INFORMATION PROVIDED
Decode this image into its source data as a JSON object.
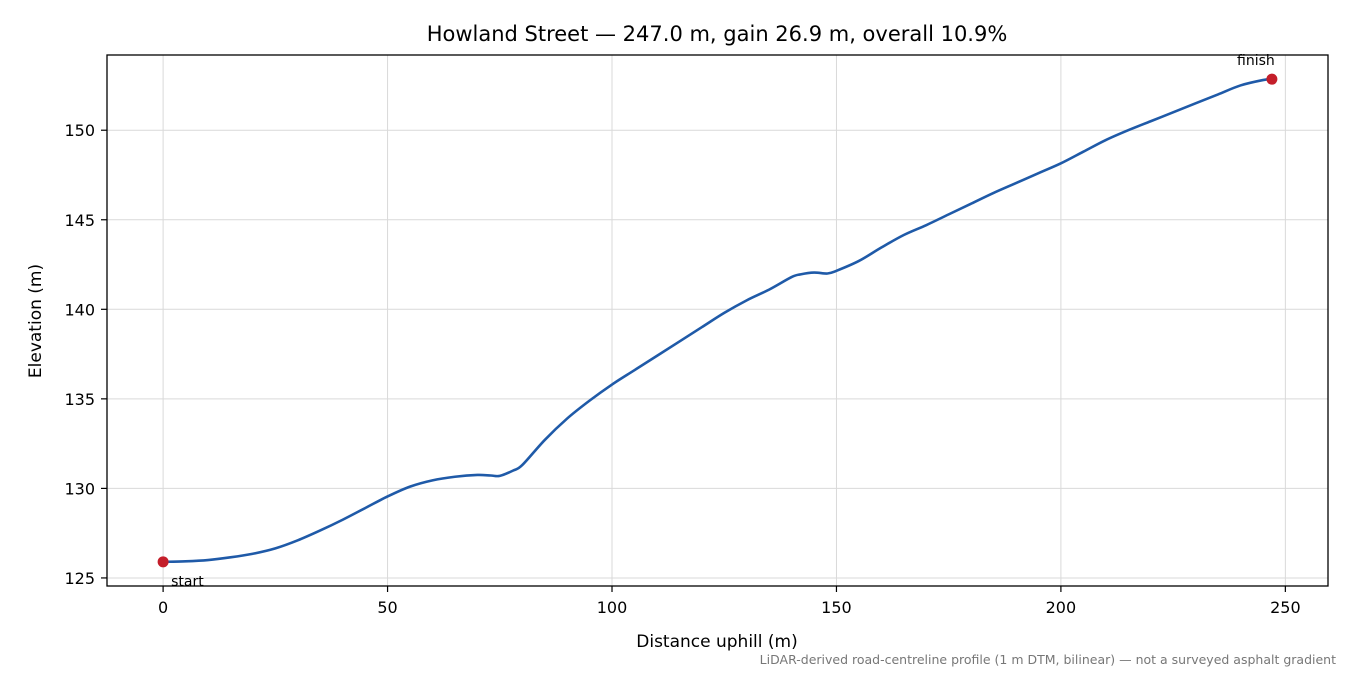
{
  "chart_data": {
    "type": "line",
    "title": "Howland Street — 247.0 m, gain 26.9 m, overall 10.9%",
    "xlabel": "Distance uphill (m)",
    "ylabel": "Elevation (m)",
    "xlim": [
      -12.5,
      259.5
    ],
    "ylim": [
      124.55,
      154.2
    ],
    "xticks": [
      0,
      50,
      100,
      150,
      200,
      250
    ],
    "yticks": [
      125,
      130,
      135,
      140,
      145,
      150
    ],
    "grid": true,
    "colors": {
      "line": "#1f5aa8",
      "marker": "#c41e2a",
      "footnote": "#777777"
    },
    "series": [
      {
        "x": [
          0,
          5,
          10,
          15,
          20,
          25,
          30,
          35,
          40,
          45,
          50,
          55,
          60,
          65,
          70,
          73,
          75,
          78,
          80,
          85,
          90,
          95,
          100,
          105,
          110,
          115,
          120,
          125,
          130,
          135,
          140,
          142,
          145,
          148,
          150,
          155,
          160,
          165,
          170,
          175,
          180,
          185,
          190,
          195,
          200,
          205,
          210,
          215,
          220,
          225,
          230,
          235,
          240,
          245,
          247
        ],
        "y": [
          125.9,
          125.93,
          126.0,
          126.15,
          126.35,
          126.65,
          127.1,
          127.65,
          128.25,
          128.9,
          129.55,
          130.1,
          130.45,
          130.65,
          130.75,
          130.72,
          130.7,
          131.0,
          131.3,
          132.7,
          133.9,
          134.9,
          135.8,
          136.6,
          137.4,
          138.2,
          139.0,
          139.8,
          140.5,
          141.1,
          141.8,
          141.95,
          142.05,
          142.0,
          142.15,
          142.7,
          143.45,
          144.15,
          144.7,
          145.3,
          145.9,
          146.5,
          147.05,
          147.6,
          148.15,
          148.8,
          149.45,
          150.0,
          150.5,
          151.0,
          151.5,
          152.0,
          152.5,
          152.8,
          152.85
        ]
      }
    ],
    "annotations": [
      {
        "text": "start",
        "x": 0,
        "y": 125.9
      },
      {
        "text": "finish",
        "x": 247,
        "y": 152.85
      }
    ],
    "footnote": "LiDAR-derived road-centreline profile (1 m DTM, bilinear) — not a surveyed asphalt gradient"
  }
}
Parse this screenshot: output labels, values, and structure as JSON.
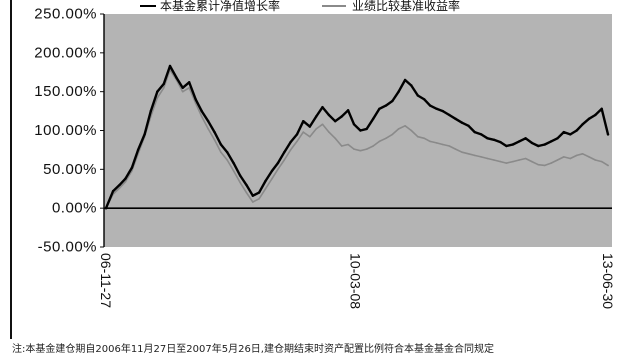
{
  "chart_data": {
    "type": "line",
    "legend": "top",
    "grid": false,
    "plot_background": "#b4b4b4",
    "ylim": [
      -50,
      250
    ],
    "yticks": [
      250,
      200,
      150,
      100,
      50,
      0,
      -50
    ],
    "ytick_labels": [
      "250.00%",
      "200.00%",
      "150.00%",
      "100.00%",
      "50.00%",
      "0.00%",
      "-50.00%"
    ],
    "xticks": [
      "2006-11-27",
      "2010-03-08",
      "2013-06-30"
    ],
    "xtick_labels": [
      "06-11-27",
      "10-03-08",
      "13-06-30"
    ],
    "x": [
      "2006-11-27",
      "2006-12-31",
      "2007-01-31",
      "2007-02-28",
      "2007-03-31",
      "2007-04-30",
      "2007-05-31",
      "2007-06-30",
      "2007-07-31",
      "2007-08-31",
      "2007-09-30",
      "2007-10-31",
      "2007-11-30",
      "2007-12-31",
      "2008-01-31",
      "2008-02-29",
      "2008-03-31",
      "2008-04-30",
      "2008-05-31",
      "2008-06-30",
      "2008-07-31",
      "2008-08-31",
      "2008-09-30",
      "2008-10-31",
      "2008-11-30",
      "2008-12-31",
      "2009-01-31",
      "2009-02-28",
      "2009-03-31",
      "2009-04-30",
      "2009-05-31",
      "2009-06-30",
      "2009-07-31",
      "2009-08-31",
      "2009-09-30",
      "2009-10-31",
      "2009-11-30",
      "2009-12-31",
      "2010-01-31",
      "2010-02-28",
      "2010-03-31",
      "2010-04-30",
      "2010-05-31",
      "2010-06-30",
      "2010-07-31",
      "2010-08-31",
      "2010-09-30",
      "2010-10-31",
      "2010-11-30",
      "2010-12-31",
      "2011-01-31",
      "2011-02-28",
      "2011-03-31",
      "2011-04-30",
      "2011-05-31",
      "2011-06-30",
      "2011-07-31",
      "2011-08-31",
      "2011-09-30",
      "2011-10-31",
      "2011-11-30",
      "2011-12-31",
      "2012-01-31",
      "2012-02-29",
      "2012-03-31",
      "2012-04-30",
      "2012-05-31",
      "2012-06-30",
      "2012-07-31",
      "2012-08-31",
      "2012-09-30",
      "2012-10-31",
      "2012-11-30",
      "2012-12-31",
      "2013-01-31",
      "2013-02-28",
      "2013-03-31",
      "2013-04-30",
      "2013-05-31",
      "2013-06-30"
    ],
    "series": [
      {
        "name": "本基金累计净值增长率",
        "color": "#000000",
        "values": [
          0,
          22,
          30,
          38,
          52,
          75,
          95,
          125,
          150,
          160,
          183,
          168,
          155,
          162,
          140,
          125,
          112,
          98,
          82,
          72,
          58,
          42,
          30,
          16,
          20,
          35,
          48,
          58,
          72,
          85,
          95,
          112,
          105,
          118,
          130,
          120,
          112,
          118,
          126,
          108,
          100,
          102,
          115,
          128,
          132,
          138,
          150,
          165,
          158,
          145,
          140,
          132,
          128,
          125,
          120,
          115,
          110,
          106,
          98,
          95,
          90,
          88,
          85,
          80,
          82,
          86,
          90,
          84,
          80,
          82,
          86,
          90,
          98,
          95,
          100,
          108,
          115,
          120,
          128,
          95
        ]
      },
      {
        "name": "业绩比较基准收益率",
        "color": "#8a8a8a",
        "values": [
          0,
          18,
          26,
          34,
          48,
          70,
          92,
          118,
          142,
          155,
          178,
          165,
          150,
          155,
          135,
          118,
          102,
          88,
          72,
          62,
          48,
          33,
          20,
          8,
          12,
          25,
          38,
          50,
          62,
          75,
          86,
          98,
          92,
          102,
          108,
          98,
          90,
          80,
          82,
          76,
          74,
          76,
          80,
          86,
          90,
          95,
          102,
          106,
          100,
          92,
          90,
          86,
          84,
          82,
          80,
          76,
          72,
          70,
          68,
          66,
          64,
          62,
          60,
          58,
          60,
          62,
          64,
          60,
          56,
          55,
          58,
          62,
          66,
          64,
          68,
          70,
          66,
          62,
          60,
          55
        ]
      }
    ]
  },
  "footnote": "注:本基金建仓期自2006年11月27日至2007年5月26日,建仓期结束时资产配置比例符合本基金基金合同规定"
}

---

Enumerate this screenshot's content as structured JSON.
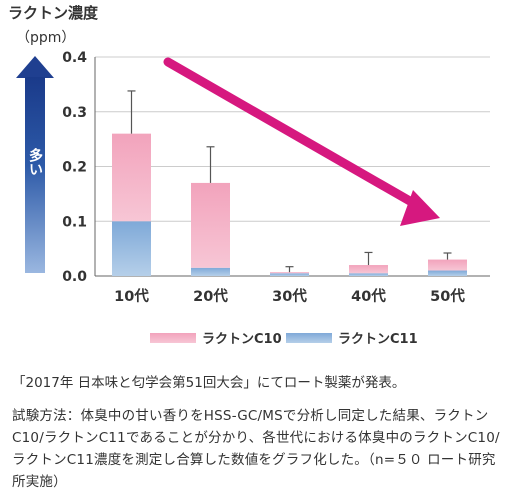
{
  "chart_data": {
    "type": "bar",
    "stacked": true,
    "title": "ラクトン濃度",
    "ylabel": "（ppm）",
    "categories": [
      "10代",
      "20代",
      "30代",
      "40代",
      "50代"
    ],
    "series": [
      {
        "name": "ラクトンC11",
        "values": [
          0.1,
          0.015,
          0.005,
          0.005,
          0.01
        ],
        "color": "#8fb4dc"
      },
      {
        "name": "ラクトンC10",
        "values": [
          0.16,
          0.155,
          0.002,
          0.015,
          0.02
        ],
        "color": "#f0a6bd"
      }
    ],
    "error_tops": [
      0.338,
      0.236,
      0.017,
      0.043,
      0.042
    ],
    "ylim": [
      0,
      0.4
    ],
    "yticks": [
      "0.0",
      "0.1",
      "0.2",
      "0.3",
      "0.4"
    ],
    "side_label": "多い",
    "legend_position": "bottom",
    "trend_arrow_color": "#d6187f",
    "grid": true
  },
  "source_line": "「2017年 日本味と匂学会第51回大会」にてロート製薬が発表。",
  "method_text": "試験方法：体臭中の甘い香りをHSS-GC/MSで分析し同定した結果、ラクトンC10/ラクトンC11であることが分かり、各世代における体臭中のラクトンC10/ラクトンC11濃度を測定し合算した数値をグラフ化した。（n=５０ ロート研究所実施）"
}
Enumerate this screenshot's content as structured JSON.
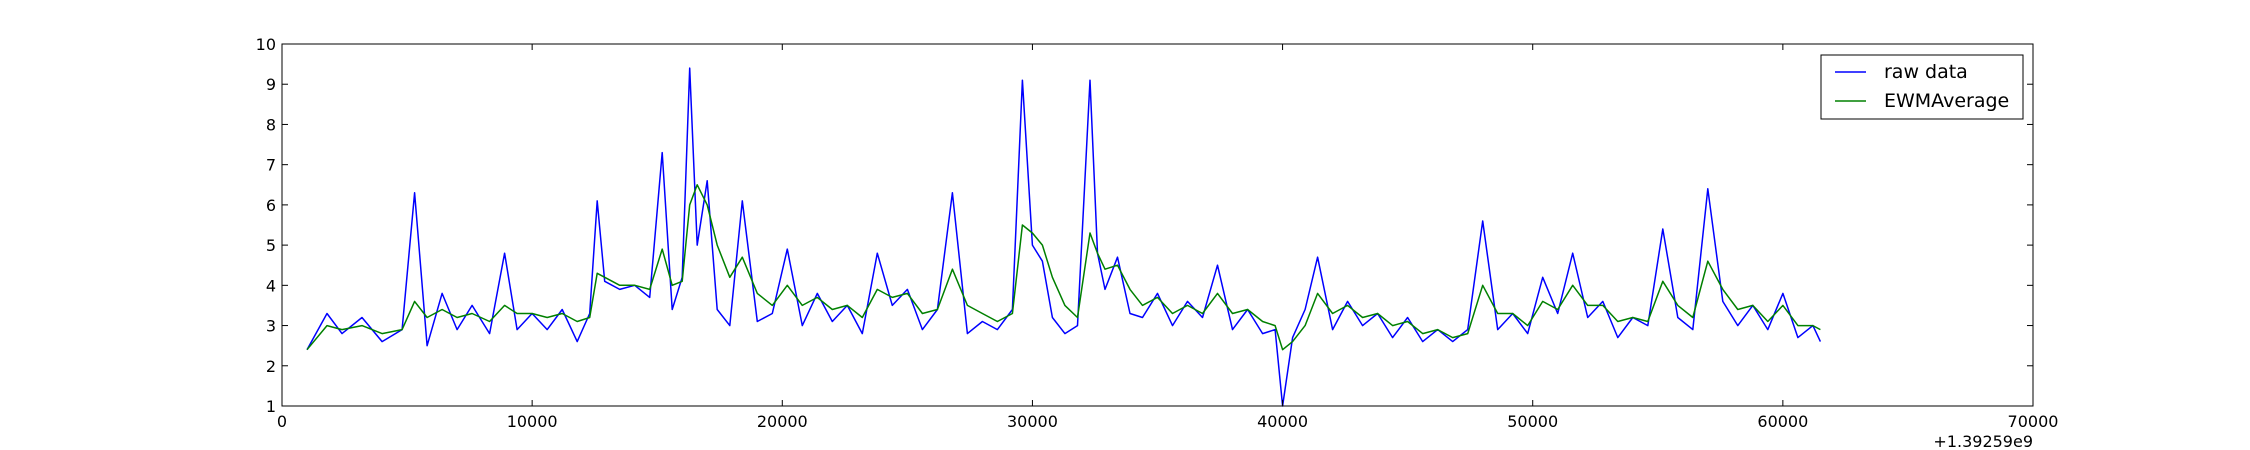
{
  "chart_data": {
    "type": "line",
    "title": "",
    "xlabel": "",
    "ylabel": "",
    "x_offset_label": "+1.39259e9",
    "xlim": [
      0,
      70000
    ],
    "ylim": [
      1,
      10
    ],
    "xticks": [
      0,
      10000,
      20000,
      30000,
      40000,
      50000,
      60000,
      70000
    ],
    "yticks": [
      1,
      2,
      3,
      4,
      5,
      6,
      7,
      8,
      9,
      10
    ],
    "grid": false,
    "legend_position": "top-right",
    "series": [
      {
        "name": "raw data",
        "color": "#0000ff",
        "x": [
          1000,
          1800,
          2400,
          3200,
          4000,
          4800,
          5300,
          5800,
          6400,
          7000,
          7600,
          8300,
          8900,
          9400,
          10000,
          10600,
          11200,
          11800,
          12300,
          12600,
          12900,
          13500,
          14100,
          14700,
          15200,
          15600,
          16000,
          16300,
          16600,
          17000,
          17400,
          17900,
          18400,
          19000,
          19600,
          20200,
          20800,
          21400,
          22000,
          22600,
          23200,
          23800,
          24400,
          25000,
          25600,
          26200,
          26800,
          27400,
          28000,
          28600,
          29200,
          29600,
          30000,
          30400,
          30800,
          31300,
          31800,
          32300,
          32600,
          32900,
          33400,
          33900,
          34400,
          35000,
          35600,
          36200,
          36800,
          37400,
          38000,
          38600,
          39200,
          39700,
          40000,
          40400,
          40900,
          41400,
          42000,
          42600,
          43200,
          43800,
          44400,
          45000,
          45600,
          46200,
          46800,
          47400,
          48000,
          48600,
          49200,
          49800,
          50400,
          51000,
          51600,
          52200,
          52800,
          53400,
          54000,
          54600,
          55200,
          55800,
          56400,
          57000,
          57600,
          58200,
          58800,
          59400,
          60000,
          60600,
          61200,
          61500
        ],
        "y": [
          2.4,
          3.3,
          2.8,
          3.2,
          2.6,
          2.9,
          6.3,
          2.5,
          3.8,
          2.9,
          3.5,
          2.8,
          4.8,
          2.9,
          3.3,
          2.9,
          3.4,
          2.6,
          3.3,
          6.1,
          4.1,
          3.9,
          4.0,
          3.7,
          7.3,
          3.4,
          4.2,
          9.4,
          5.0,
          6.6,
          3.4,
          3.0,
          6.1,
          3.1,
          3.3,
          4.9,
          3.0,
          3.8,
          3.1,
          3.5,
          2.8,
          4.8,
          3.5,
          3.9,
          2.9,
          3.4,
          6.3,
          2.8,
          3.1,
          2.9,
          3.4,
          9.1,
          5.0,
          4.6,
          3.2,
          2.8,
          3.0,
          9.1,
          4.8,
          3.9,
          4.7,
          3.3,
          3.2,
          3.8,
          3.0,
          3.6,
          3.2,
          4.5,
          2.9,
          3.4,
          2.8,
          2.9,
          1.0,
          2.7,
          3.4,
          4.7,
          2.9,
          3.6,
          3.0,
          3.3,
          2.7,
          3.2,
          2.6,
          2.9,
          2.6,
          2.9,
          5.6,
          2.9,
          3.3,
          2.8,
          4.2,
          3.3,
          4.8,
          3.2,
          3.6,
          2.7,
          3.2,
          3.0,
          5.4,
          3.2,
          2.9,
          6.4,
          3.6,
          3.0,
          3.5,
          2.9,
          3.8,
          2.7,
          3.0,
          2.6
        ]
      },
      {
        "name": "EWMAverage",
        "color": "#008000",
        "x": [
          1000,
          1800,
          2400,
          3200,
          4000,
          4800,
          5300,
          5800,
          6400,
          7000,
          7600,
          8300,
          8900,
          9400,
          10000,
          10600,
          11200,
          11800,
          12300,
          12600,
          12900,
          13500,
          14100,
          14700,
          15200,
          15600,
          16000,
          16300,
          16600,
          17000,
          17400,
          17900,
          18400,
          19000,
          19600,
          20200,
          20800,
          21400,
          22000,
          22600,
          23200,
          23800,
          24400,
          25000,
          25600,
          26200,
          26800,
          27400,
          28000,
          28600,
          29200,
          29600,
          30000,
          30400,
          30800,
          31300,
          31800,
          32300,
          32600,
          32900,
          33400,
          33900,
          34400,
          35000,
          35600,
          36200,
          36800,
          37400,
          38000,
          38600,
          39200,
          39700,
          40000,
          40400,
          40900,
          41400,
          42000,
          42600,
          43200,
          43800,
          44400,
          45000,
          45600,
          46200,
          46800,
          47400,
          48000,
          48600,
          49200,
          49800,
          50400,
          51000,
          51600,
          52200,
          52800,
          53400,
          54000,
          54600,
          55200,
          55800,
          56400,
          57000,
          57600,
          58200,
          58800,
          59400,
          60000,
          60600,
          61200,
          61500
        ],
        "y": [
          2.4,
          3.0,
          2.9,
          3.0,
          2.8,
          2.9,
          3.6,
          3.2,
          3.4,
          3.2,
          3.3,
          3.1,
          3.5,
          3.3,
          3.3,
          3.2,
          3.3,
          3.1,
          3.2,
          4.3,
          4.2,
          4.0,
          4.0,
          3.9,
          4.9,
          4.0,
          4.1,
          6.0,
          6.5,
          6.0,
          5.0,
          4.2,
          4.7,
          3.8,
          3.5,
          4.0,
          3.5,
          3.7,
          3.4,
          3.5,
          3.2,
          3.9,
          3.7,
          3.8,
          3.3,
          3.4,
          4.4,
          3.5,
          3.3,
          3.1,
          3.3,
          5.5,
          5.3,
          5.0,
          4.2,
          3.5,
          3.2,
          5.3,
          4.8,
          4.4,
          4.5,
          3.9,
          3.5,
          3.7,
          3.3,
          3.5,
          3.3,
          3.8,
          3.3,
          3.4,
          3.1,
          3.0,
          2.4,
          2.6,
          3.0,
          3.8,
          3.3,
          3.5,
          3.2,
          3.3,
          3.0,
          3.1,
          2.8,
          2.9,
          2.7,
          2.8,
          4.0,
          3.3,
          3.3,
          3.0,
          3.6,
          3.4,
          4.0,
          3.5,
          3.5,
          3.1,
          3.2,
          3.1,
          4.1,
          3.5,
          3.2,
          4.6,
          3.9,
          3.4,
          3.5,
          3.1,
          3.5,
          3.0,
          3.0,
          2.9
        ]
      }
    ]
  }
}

EXERCISE INSTRUCTIONS
Single out each line of the records above with the string "footnote" in it, and copy it.

OUTPUT FOR THIS TASK
      "footnote": "#777777"
    "footnote": "LiDAR-derived road-centreline profile (1 m DTM, bilinear) — not a surveyed asphalt gradient"
  "footnote": "注:本基金建仓期自2006年11月27日至2007年5月26日,建仓期结束时资产配置比例符合本基金基金合同规定"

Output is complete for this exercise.